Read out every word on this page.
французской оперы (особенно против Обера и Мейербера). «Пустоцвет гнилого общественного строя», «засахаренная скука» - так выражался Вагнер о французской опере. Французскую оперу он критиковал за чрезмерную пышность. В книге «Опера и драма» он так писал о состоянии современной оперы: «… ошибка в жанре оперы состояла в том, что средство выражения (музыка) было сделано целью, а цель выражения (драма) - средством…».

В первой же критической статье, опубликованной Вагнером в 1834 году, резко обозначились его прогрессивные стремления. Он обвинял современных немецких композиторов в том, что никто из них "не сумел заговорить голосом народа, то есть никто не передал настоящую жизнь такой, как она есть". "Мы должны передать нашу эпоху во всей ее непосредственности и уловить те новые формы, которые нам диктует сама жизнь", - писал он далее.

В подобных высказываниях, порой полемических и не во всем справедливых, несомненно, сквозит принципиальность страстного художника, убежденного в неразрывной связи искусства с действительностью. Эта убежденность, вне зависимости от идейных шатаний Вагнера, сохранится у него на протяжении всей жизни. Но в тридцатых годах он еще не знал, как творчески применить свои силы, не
---*---
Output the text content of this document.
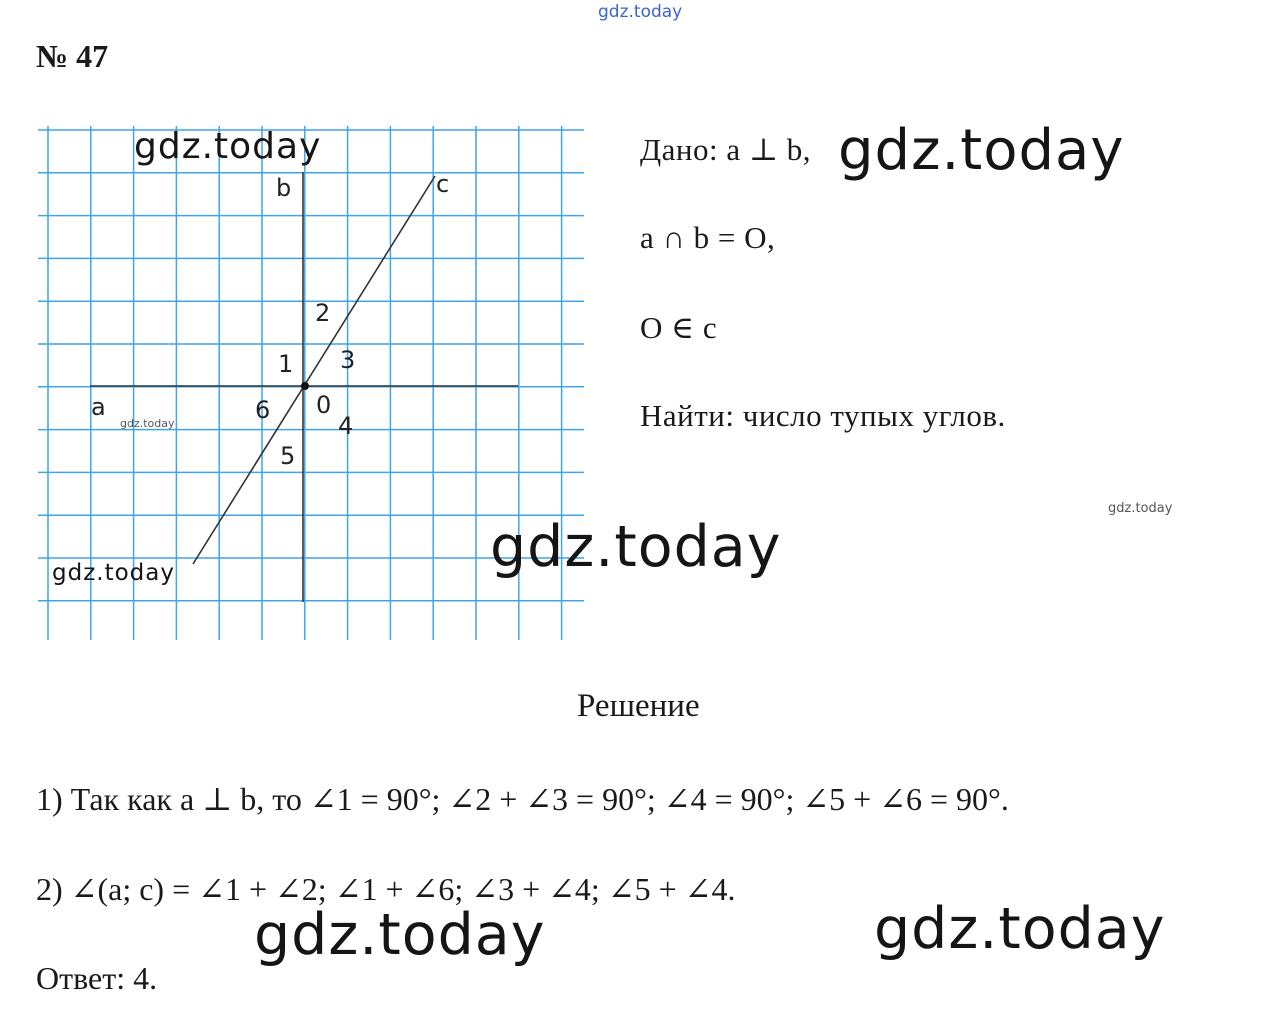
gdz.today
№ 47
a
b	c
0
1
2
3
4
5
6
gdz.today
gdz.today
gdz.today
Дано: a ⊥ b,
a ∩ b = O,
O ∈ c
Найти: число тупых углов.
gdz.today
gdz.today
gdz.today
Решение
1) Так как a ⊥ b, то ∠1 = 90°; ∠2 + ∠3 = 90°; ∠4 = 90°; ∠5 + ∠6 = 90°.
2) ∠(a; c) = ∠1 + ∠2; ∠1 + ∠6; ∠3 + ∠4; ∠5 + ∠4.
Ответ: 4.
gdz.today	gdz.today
---*---
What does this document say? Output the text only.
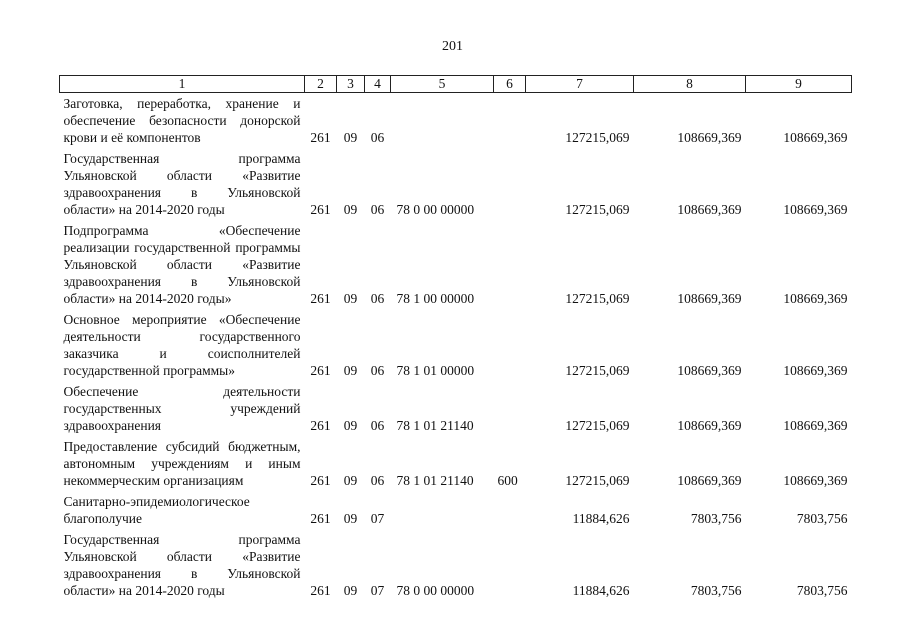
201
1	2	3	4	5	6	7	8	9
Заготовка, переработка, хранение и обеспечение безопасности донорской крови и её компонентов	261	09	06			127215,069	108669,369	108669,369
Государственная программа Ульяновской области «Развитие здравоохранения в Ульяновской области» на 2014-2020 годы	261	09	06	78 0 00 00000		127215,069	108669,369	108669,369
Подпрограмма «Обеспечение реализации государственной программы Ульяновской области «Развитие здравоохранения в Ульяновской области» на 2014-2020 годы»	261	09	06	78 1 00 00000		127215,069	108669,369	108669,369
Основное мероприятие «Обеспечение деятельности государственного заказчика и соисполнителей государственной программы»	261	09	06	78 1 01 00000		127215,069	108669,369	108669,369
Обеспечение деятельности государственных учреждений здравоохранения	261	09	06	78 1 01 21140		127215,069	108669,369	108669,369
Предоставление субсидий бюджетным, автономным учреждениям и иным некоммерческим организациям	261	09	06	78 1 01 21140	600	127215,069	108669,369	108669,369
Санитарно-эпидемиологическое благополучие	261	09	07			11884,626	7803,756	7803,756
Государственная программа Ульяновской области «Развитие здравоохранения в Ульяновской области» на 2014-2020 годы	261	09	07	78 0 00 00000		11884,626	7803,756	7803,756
---*---
Track down every line holding the string "здравоохранения" and copy it.

Государственная программа Ульяновской области «Развитие здравоохранения в Ульяновской области» на 2014-2020 годы	261	09	06	78 0 00 00000		127215,069	108669,369	108669,369
Подпрограмма «Обеспечение реализации государственной программы Ульяновской области «Развитие здравоохранения в Ульяновской области» на 2014-2020 годы»	261	09	06	78 1 00 00000		127215,069	108669,369	108669,369
Обеспечение деятельности государственных учреждений здравоохранения	261	09	06	78 1 01 21140		127215,069	108669,369	108669,369
Государственная программа Ульяновской области «Развитие здравоохранения в Ульяновской области» на 2014-2020 годы	261	09	07	78 0 00 00000		11884,626	7803,756	7803,756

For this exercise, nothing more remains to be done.